start EXTRACTED RECORDS

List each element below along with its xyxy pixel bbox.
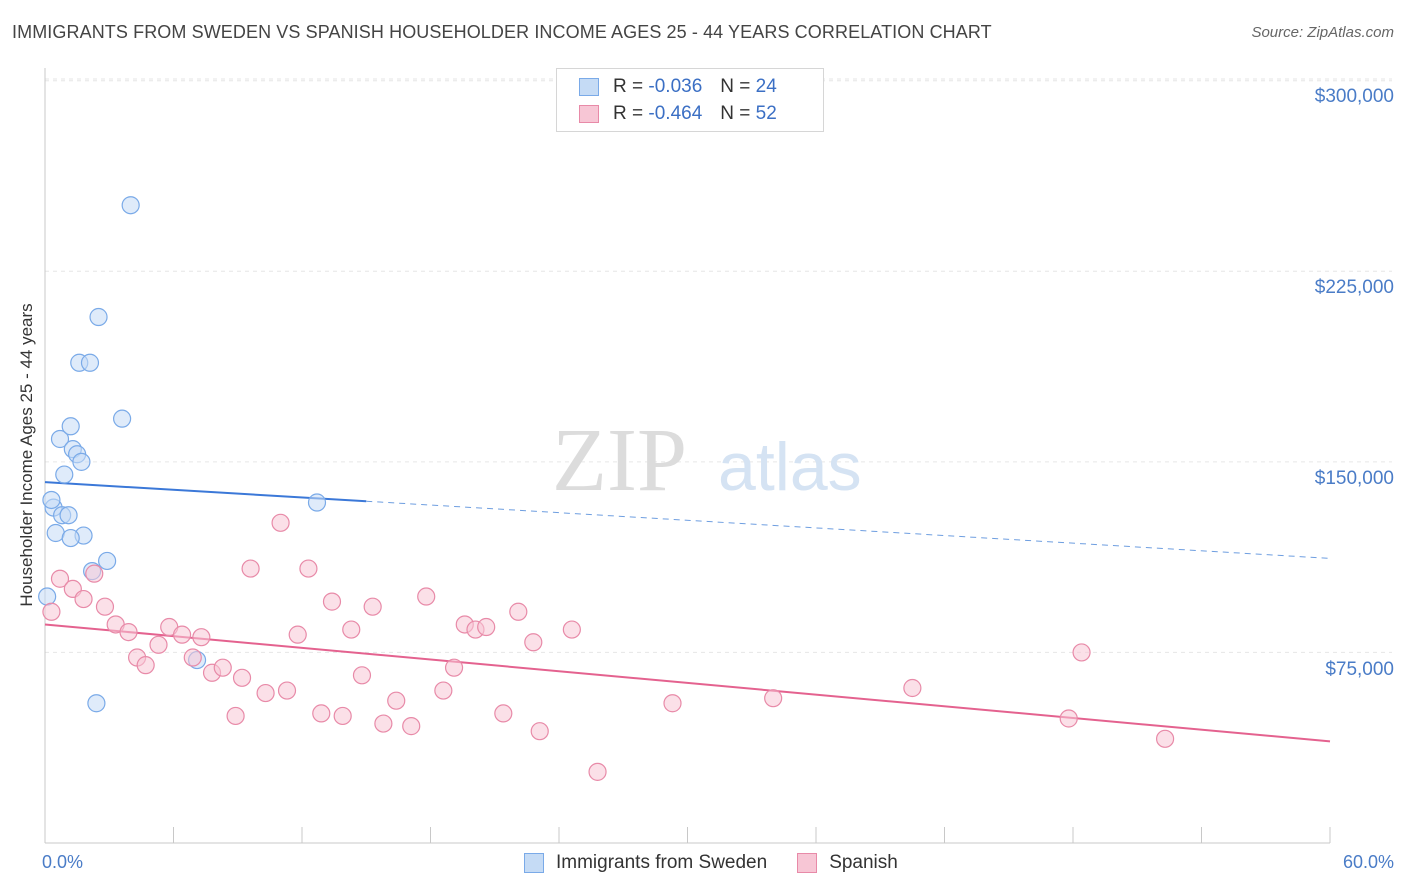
r-label: R = <box>613 76 644 97</box>
spanish-point <box>477 617 496 637</box>
spanish-point <box>50 569 70 588</box>
spanish-point <box>183 648 202 667</box>
spanish-point <box>524 633 543 652</box>
spanish-trend-line <box>44 623 1331 743</box>
legend-item-sweden: Immigrants from Sweden <box>524 852 767 874</box>
spanish-point <box>663 694 682 713</box>
watermark-atlas: atlas <box>718 429 862 505</box>
sweden-swatch <box>579 78 599 96</box>
spanish-point <box>288 625 307 644</box>
watermark: ZIP atlas <box>552 411 862 510</box>
sweden-point <box>87 694 106 713</box>
y-tick-225000: $225,000 <box>1314 277 1394 298</box>
spanish-point <box>530 722 549 741</box>
spanish-point <box>256 683 275 703</box>
watermark-zip: ZIP <box>552 411 687 510</box>
r-value: -0.036 <box>648 76 703 97</box>
spanish-point <box>764 689 783 708</box>
spanish-point <box>95 597 115 616</box>
spanish-point <box>232 668 252 687</box>
sweden-point <box>61 528 80 548</box>
spanish-point <box>312 704 331 723</box>
legend-label-spanish: Spanish <box>829 852 898 873</box>
spanish-point <box>374 714 393 733</box>
spanish-point <box>172 625 192 644</box>
n-value: 24 <box>755 76 777 97</box>
stats-row-spanish: R = -0.464 N = 52 <box>579 101 777 127</box>
series-legend: Immigrants from Sweden Spanish <box>524 852 928 874</box>
trend-lines <box>44 481 1331 743</box>
spanish-point <box>363 597 382 616</box>
x-axis-min-label: 0.0% <box>42 852 84 872</box>
spanish-point <box>149 635 168 654</box>
y-axis-label: Householder Income Ages 25 - 44 years <box>17 303 36 607</box>
spanish-point <box>213 658 232 677</box>
spanish-point <box>402 717 421 736</box>
sweden-point <box>98 551 117 571</box>
spanish-point <box>342 620 361 639</box>
sweden-point <box>59 506 78 525</box>
sweden-point <box>38 587 57 606</box>
stats-row-sweden: R = -0.036 N = 24 <box>579 74 777 100</box>
r-value: -0.464 <box>648 103 703 124</box>
spanish-point <box>136 656 155 675</box>
spanish-swatch <box>579 105 599 123</box>
stats-legend: R = -0.036 N = 24 R = -0.464 N = 52 <box>556 68 824 132</box>
spanish-point <box>241 559 260 578</box>
spanish-point <box>1072 643 1091 662</box>
sweden-legend-swatch <box>524 853 544 873</box>
spanish-point <box>352 666 372 685</box>
x-axis-max-label: 60.0% <box>1342 852 1394 872</box>
spanish-point <box>1155 729 1175 748</box>
spanish-point <box>562 620 581 639</box>
source-label: Source: ZipAtlas.com <box>1251 24 1394 41</box>
spanish-point <box>1059 709 1078 728</box>
spanish-point <box>509 602 528 621</box>
axes <box>44 68 1331 844</box>
r-label: R = <box>613 103 644 124</box>
spanish-point <box>192 628 211 647</box>
legend-item-spanish: Spanish <box>797 852 898 874</box>
sweden-point <box>89 307 108 327</box>
spanish-point <box>444 658 464 677</box>
sweden-point <box>121 196 140 215</box>
spanish-point <box>271 513 290 532</box>
sweden-point <box>112 409 132 428</box>
sweden-point <box>42 490 61 510</box>
sweden-point <box>72 452 91 471</box>
sweden-point <box>61 417 80 436</box>
spanish-point <box>226 706 245 726</box>
spanish-legend-swatch <box>797 853 818 873</box>
spanish-point <box>74 589 93 609</box>
data-points <box>38 196 1175 781</box>
sweden-point <box>307 493 327 512</box>
sweden-point <box>50 429 70 449</box>
sweden-point <box>80 353 100 372</box>
sweden-trend-extension <box>366 500 1331 559</box>
y-tick-300000: $300,000 <box>1314 86 1394 107</box>
y-tick-75000: $75,000 <box>1325 659 1394 680</box>
spanish-point <box>119 622 138 642</box>
n-label: N = <box>720 76 751 97</box>
sweden-point <box>55 465 74 484</box>
spanish-point <box>903 678 922 698</box>
spanish-point <box>387 691 406 710</box>
spanish-point <box>299 559 318 578</box>
n-value: 52 <box>755 103 777 124</box>
spanish-point <box>588 762 607 781</box>
spanish-point <box>322 592 342 611</box>
spanish-point <box>85 564 104 583</box>
y-tick-150000: $150,000 <box>1314 468 1394 489</box>
spanish-point <box>277 681 297 700</box>
legend-label-sweden: Immigrants from Sweden <box>556 852 768 873</box>
spanish-point <box>42 602 61 621</box>
spanish-point <box>417 587 436 606</box>
spanish-point <box>434 681 453 700</box>
n-label: N = <box>720 103 751 124</box>
chart-title: IMMIGRANTS FROM SWEDEN VS SPANISH HOUSEH… <box>12 22 992 42</box>
spanish-point <box>333 706 352 726</box>
spanish-point <box>494 704 513 723</box>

end EXTRACTED RECORDS

REQUEST: Reproduce all of the lines above verbatim, omitting the pictures from your answer.

WORKED ANSWER:
List each element below along with its xyxy pixel bbox.
r-label: R = <box>613 76 644 97</box>
spanish-point <box>477 617 496 637</box>
spanish-point <box>50 569 70 588</box>
spanish-point <box>183 648 202 667</box>
spanish-point <box>524 633 543 652</box>
spanish-trend-line <box>44 623 1331 743</box>
legend-item-sweden: Immigrants from Sweden <box>524 852 767 874</box>
spanish-point <box>663 694 682 713</box>
watermark-atlas: atlas <box>718 429 862 505</box>
sweden-swatch <box>579 78 599 96</box>
spanish-point <box>288 625 307 644</box>
watermark: ZIP atlas <box>552 411 862 510</box>
sweden-point <box>87 694 106 713</box>
y-tick-225000: $225,000 <box>1314 277 1394 298</box>
spanish-point <box>530 722 549 741</box>
spanish-point <box>256 683 275 703</box>
watermark-zip: ZIP <box>552 411 687 510</box>
r-value: -0.036 <box>648 76 703 97</box>
spanish-point <box>764 689 783 708</box>
spanish-point <box>95 597 115 616</box>
spanish-point <box>232 668 252 687</box>
sweden-point <box>61 528 80 548</box>
spanish-point <box>312 704 331 723</box>
legend-label-spanish: Spanish <box>829 852 898 873</box>
spanish-point <box>374 714 393 733</box>
spanish-point <box>172 625 192 644</box>
n-value: 24 <box>755 76 777 97</box>
stats-row-spanish: R = -0.464 N = 52 <box>579 101 777 127</box>
series-legend: Immigrants from Sweden Spanish <box>524 852 928 874</box>
trend-lines <box>44 481 1331 743</box>
spanish-point <box>363 597 382 616</box>
x-axis-min-label: 0.0% <box>42 852 84 872</box>
spanish-point <box>149 635 168 654</box>
y-axis-label: Householder Income Ages 25 - 44 years <box>17 303 36 607</box>
spanish-point <box>213 658 232 677</box>
spanish-point <box>402 717 421 736</box>
sweden-point <box>98 551 117 571</box>
spanish-point <box>342 620 361 639</box>
sweden-point <box>59 506 78 525</box>
sweden-point <box>38 587 57 606</box>
stats-row-sweden: R = -0.036 N = 24 <box>579 74 777 100</box>
r-value: -0.464 <box>648 103 703 124</box>
spanish-point <box>136 656 155 675</box>
spanish-swatch <box>579 105 599 123</box>
stats-legend: R = -0.036 N = 24 R = -0.464 N = 52 <box>556 68 824 132</box>
spanish-point <box>241 559 260 578</box>
spanish-point <box>1072 643 1091 662</box>
sweden-legend-swatch <box>524 853 544 873</box>
spanish-point <box>352 666 372 685</box>
x-axis-max-label: 60.0% <box>1342 852 1394 872</box>
spanish-point <box>1155 729 1175 748</box>
spanish-point <box>562 620 581 639</box>
source-label: Source: ZipAtlas.com <box>1251 24 1394 41</box>
spanish-point <box>1059 709 1078 728</box>
spanish-point <box>509 602 528 621</box>
axes <box>44 68 1331 844</box>
r-label: R = <box>613 103 644 124</box>
spanish-point <box>192 628 211 647</box>
legend-item-spanish: Spanish <box>797 852 898 874</box>
sweden-point <box>89 307 108 327</box>
spanish-point <box>444 658 464 677</box>
sweden-point <box>121 196 140 215</box>
spanish-point <box>271 513 290 532</box>
sweden-point <box>112 409 132 428</box>
sweden-point <box>42 490 61 510</box>
sweden-point <box>72 452 91 471</box>
sweden-point <box>61 417 80 436</box>
spanish-point <box>226 706 245 726</box>
spanish-legend-swatch <box>797 853 818 873</box>
spanish-point <box>74 589 93 609</box>
data-points <box>38 196 1175 781</box>
sweden-point <box>307 493 327 512</box>
sweden-point <box>50 429 70 449</box>
sweden-point <box>80 353 100 372</box>
sweden-trend-extension <box>366 500 1331 559</box>
y-tick-300000: $300,000 <box>1314 86 1394 107</box>
y-tick-75000: $75,000 <box>1325 659 1394 680</box>
spanish-point <box>119 622 138 642</box>
n-label: N = <box>720 76 751 97</box>
sweden-point <box>55 465 74 484</box>
spanish-point <box>903 678 922 698</box>
spanish-point <box>387 691 406 710</box>
spanish-point <box>299 559 318 578</box>
n-value: 52 <box>755 103 777 124</box>
spanish-point <box>588 762 607 781</box>
spanish-point <box>322 592 342 611</box>
spanish-point <box>85 564 104 583</box>
y-tick-150000: $150,000 <box>1314 468 1394 489</box>
spanish-point <box>277 681 297 700</box>
legend-label-sweden: Immigrants from Sweden <box>556 852 768 873</box>
spanish-point <box>42 602 61 621</box>
spanish-point <box>417 587 436 606</box>
spanish-point <box>434 681 453 700</box>
n-label: N = <box>720 103 751 124</box>
chart-title: IMMIGRANTS FROM SWEDEN VS SPANISH HOUSEH… <box>12 22 992 42</box>
spanish-point <box>333 706 352 726</box>
spanish-point <box>494 704 513 723</box>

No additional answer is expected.